- _JOB_: Using the entries below, output exactly the line containing "Decode this image" and all lines that follow it to the end.

Dataset rows
+++

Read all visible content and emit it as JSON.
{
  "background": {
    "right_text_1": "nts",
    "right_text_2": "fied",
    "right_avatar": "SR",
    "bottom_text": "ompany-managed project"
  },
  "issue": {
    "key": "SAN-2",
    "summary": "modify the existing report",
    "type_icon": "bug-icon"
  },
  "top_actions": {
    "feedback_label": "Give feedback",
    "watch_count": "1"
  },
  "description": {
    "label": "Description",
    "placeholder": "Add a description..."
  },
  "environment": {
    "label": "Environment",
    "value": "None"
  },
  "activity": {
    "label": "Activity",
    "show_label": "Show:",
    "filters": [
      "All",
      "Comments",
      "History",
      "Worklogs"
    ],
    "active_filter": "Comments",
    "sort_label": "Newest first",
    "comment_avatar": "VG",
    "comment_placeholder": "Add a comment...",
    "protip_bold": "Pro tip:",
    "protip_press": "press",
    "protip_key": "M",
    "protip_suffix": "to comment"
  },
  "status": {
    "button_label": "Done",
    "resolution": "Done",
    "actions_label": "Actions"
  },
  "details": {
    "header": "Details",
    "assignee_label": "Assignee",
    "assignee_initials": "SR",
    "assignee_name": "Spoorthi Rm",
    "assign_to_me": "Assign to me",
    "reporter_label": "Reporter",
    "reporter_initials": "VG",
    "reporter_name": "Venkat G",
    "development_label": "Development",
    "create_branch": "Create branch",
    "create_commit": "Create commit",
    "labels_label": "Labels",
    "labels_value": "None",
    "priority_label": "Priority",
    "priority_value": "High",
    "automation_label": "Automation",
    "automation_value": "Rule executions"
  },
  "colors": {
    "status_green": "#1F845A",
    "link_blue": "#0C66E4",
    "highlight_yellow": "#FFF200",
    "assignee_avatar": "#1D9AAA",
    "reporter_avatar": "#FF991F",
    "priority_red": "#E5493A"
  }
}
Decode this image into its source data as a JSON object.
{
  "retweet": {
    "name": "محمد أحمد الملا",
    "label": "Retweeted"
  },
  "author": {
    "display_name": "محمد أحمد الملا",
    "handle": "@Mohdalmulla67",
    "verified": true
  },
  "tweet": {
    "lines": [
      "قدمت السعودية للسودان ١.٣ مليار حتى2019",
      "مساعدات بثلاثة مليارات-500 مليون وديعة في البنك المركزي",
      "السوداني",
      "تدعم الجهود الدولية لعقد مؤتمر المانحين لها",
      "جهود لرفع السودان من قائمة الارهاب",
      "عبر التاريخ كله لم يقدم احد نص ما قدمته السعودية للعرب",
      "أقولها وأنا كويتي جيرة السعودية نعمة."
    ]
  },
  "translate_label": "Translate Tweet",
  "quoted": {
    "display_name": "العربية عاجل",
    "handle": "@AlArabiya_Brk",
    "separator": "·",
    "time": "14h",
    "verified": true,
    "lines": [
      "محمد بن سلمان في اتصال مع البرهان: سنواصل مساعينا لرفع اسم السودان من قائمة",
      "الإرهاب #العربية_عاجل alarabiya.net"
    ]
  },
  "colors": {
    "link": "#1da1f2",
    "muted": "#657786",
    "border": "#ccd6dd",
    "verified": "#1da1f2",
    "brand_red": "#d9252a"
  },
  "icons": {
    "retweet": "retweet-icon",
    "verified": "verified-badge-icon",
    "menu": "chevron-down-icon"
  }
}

+++

- _RESPONSE TO THIS TASK_:
Decode this image into its source data as a JSON object.
{
  "retweet": {
    "name": "محمد أحمد الملا",
    "label": "Retweeted"
  },
  "author": {
    "display_name": "محمد أحمد الملا",
    "handle": "@Mohdalmulla67",
    "verified": true
  },
  "tweet": {
    "lines": [
      "قدمت السعودية للسودان ١.٣ مليار حتى2019",
      "مساعدات بثلاثة مليارات-500 مليون وديعة في البنك المركزي",
      "السوداني",
      "تدعم الجهود الدولية لعقد مؤتمر المانحين لها",
      "جهود لرفع السودان من قائمة الارهاب",
      "عبر التاريخ كله لم يقدم احد نص ما قدمته السعودية للعرب",
      "أقولها وأنا كويتي جيرة السعودية نعمة."
    ]
  },
  "translate_label": "Translate Tweet",
  "quoted": {
    "display_name": "العربية عاجل",
    "handle": "@AlArabiya_Brk",
    "separator": "·",
    "time": "14h",
    "verified": true,
    "lines": [
      "محمد بن سلمان في اتصال مع البرهان: سنواصل مساعينا لرفع اسم السودان من قائمة",
      "الإرهاب #العربية_عاجل alarabiya.net"
    ]
  },
  "colors": {
    "link": "#1da1f2",
    "muted": "#657786",
    "border": "#ccd6dd",
    "verified": "#1da1f2",
    "brand_red": "#d9252a"
  },
  "icons": {
    "retweet": "retweet-icon",
    "verified": "verified-badge-icon",
    "menu": "chevron-down-icon"
  }
}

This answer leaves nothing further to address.